(Dataset records)
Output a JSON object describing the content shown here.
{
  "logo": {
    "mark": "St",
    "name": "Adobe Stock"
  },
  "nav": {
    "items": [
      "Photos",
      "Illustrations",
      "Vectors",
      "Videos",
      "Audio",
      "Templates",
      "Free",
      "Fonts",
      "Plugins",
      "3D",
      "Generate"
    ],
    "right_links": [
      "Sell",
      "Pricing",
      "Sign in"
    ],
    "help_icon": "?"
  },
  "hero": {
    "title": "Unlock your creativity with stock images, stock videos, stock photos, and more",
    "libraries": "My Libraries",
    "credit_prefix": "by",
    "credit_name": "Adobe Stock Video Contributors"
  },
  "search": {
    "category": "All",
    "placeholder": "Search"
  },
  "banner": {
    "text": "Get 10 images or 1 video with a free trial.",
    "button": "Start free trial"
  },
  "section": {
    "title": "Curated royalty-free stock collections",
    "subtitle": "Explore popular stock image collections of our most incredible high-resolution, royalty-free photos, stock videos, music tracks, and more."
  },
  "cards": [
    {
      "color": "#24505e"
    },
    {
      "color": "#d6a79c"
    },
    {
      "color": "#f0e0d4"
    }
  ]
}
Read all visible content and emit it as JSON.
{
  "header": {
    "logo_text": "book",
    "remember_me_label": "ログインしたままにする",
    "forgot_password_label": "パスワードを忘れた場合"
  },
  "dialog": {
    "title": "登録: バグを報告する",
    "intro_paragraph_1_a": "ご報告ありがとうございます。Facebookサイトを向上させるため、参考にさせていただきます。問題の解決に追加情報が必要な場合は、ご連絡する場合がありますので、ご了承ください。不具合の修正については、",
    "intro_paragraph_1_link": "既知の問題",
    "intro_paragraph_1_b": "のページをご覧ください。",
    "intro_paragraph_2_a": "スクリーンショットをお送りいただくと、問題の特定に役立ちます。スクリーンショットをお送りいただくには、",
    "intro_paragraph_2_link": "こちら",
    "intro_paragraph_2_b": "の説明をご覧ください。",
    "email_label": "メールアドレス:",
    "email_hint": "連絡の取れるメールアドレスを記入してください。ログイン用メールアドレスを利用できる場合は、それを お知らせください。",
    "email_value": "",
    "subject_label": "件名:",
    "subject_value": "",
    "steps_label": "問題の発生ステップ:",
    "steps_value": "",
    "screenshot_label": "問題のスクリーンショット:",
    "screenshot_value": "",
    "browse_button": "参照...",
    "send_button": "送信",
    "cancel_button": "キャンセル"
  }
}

**Challenge:** Please quote the data above in full, with no line missing.

**Full solution:**
Output a JSON object describing the content shown here.
{
  "logo": {
    "mark": "St",
    "name": "Adobe Stock"
  },
  "nav": {
    "items": [
      "Photos",
      "Illustrations",
      "Vectors",
      "Videos",
      "Audio",
      "Templates",
      "Free",
      "Fonts",
      "Plugins",
      "3D",
      "Generate"
    ],
    "right_links": [
      "Sell",
      "Pricing",
      "Sign in"
    ],
    "help_icon": "?"
  },
  "hero": {
    "title": "Unlock your creativity with stock images, stock videos, stock photos, and more",
    "libraries": "My Libraries",
    "credit_prefix": "by",
    "credit_name": "Adobe Stock Video Contributors"
  },
  "search": {
    "category": "All",
    "placeholder": "Search"
  },
  "banner": {
    "text": "Get 10 images or 1 video with a free trial.",
    "button": "Start free trial"
  },
  "section": {
    "title": "Curated royalty-free stock collections",
    "subtitle": "Explore popular stock image collections of our most incredible high-resolution, royalty-free photos, stock videos, music tracks, and more."
  },
  "cards": [
    {
      "color": "#24505e"
    },
    {
      "color": "#d6a79c"
    },
    {
      "color": "#f0e0d4"
    }
  ]
}
Read all visible content and emit it as JSON.
{
  "header": {
    "logo_text": "book",
    "remember_me_label": "ログインしたままにする",
    "forgot_password_label": "パスワードを忘れた場合"
  },
  "dialog": {
    "title": "登録: バグを報告する",
    "intro_paragraph_1_a": "ご報告ありがとうございます。Facebookサイトを向上させるため、参考にさせていただきます。問題の解決に追加情報が必要な場合は、ご連絡する場合がありますので、ご了承ください。不具合の修正については、",
    "intro_paragraph_1_link": "既知の問題",
    "intro_paragraph_1_b": "のページをご覧ください。",
    "intro_paragraph_2_a": "スクリーンショットをお送りいただくと、問題の特定に役立ちます。スクリーンショットをお送りいただくには、",
    "intro_paragraph_2_link": "こちら",
    "intro_paragraph_2_b": "の説明をご覧ください。",
    "email_label": "メールアドレス:",
    "email_hint": "連絡の取れるメールアドレスを記入してください。ログイン用メールアドレスを利用できる場合は、それを お知らせください。",
    "email_value": "",
    "subject_label": "件名:",
    "subject_value": "",
    "steps_label": "問題の発生ステップ:",
    "steps_value": "",
    "screenshot_label": "問題のスクリーンショット:",
    "screenshot_value": "",
    "browse_button": "参照...",
    "send_button": "送信",
    "cancel_button": "キャンセル"
  }
}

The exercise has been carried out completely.